Requirements = Which lines below hold the word "must"? Report each one.

Extracted entries =
# # # # # # #
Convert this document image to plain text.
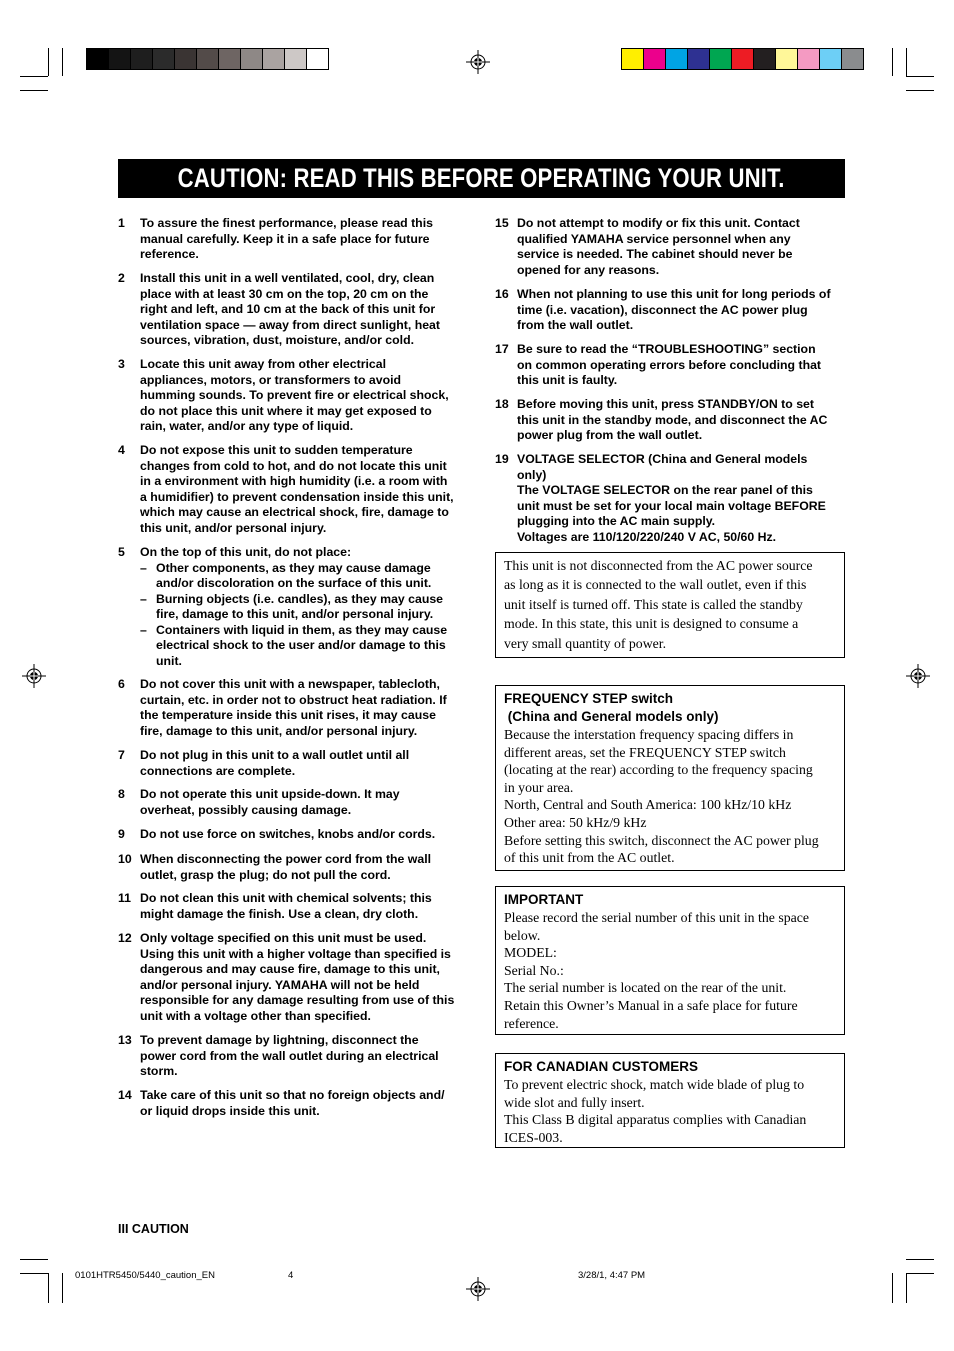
CAUTION: READ THIS BEFORE OPERATING YOUR UNIT.
1 To assure the finest performance, please read this
manual carefully. Keep it in a safe place for future
reference.
2 Install this unit in a well ventilated, cool, dry, clean
place with at least 30 cm on the top, 20 cm on the
right and left, and 10 cm at the back of this unit for
ventilation space — away from direct sunlight, heat
sources, vibration, dust, moisture, and/or cold.
3 Locate this unit away from other electrical
appliances, motors, or transformers to avoid
humming sounds. To prevent fire or electrical shock,
do not place this unit where it may get exposed to
rain, water, and/or any type of liquid.
4 Do not expose this unit to sudden temperature
changes from cold to hot, and do not locate this unit
in a environment with high humidity (i.e. a room with
a humidifier) to prevent condensation inside this unit,
which may cause an electrical shock, fire, damage to
this unit, and/or personal injury.
5 On the top of this unit, do not place:
– Other components, as they may cause damage
and/or discoloration on the surface of this unit.
– Burning objects (i.e. candles), as they may cause
fire, damage to this unit, and/or personal injury.
– Containers with liquid in them, as they may cause
electrical shock to the user and/or damage to this
unit.
6 Do not cover this unit with a newspaper, tablecloth,
curtain, etc. in order not to obstruct heat radiation. If
the temperature inside this unit rises, it may cause
fire, damage to this unit, and/or personal injury.
7 Do not plug in this unit to a wall outlet until all
connections are complete.
8 Do not operate this unit upside-down. It may
overheat, possibly causing damage.
9 Do not use force on switches, knobs and/or cords.
10 When disconnecting the power cord from the wall
outlet, grasp the plug; do not pull the cord.
11 Do not clean this unit with chemical solvents; this
might damage the finish. Use a clean, dry cloth.
12 Only voltage specified on this unit must be used.
Using this unit with a higher voltage than specified is
dangerous and may cause fire, damage to this unit,
and/or personal injury. YAMAHA will not be held
responsible for any damage resulting from use of this
unit with a voltage other than specified.
13 To prevent damage by lightning, disconnect the
power cord from the wall outlet during an electrical
storm.
14 Take care of this unit so that no foreign objects and/
or liquid drops inside this unit.
15 Do not attempt to modify or fix this unit. Contact
qualified YAMAHA service personnel when any
service is needed. The cabinet should never be
opened for any reasons.
16 When not planning to use this unit for long periods of
time (i.e. vacation), disconnect the AC power plug
from the wall outlet.
17 Be sure to read the “TROUBLESHOOTING” section
on common operating errors before concluding that
this unit is faulty.
18 Before moving this unit, press STANDBY/ON to set
this unit in the standby mode, and disconnect the AC
power plug from the wall outlet.
19 VOLTAGE SELECTOR (China and General models
only)
The VOLTAGE SELECTOR on the rear panel of this
unit must be set for your local main voltage BEFORE
plugging into the AC main supply.
Voltages are 110/120/220/240 V AC, 50/60 Hz.
This unit is not disconnected from the AC power source
as long as it is connected to the wall outlet, even if this
unit itself is turned off. This state is called the standby
mode. In this state, this unit is designed to consume a
very small quantity of power.
FREQUENCY STEP switch
(China and General models only)
Because the interstation frequency spacing differs in
different areas, set the FREQUENCY STEP switch
(locating at the rear) according to the frequency spacing
in your area.
North, Central and South America: 100 kHz/10 kHz
Other area: 50 kHz/9 kHz
Before setting this switch, disconnect the AC power plug
of this unit from the AC outlet.
IMPORTANT
Please record the serial number of this unit in the space
below.
MODEL:
Serial No.:
The serial number is located on the rear of the unit.
Retain this Owner’s Manual in a safe place for future
reference.
FOR CANADIAN CUSTOMERS
To prevent electric shock, match wide blade of plug to
wide slot and fully insert.
This Class B digital apparatus complies with Canadian
ICES-003.
III CAUTION
0101HTR5450/5440_caution_EN	4	3/28/1, 4:47 PM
# # # # # # #
Response to the task =
12 Only voltage specified on this unit must be used.
unit must be set for your local main voltage BEFORE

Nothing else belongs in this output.